In the entries below, find every line holding the string "this" and collect it.
Start of DATA SECTION
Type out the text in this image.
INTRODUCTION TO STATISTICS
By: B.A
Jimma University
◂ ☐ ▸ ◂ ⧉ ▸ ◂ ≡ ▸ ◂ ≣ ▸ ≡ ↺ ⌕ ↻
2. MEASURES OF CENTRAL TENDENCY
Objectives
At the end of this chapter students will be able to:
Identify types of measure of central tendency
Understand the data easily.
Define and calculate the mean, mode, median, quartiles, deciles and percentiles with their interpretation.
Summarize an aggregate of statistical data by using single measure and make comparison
End of DATA SECTION
Start of DATA SECTION
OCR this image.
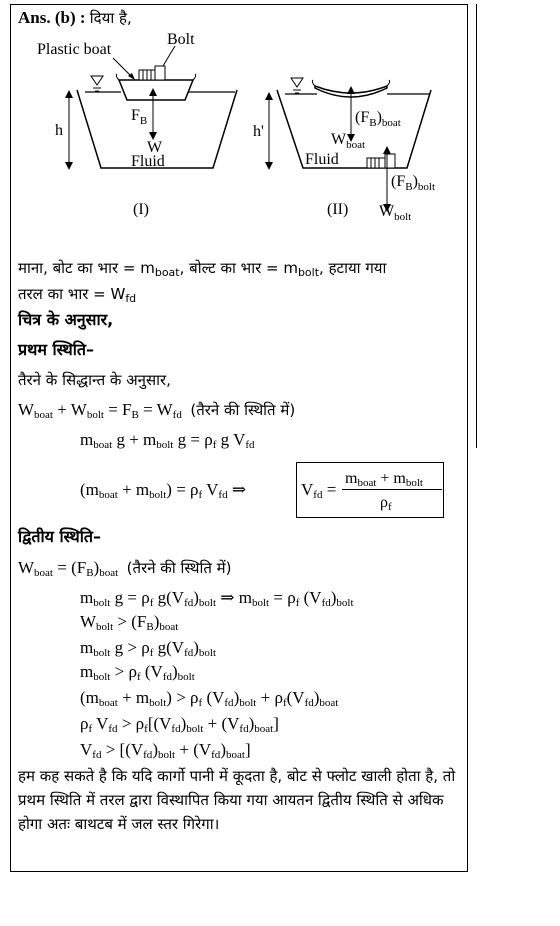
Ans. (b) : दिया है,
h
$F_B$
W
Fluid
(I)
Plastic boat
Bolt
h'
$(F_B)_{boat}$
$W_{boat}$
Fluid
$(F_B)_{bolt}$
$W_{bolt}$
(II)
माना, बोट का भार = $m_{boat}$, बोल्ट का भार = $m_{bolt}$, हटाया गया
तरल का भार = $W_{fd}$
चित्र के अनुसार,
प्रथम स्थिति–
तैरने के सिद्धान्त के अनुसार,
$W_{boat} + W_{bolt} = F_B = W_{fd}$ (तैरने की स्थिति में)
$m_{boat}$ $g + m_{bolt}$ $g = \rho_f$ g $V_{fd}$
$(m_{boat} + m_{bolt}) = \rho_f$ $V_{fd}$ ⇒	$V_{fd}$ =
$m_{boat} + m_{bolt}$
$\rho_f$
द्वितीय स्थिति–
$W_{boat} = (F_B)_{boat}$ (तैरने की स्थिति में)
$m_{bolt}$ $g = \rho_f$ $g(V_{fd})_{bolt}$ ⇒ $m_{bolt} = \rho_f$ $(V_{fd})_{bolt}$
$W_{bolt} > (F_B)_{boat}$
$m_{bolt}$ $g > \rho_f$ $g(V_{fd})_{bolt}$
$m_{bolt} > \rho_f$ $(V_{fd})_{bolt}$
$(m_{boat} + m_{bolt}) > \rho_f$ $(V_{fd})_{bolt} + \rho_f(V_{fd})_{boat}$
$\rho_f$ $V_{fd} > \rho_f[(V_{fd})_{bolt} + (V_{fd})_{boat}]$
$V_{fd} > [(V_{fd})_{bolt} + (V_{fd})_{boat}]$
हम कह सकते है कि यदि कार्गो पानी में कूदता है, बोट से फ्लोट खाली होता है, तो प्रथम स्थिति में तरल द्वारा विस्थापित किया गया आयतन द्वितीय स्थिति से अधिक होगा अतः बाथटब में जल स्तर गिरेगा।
End of DATA SECTION
◆ OUTPUT OF THE EXERCISE
Type out the text in this image.
At the end of this chapter students will be able to:
OCR this image.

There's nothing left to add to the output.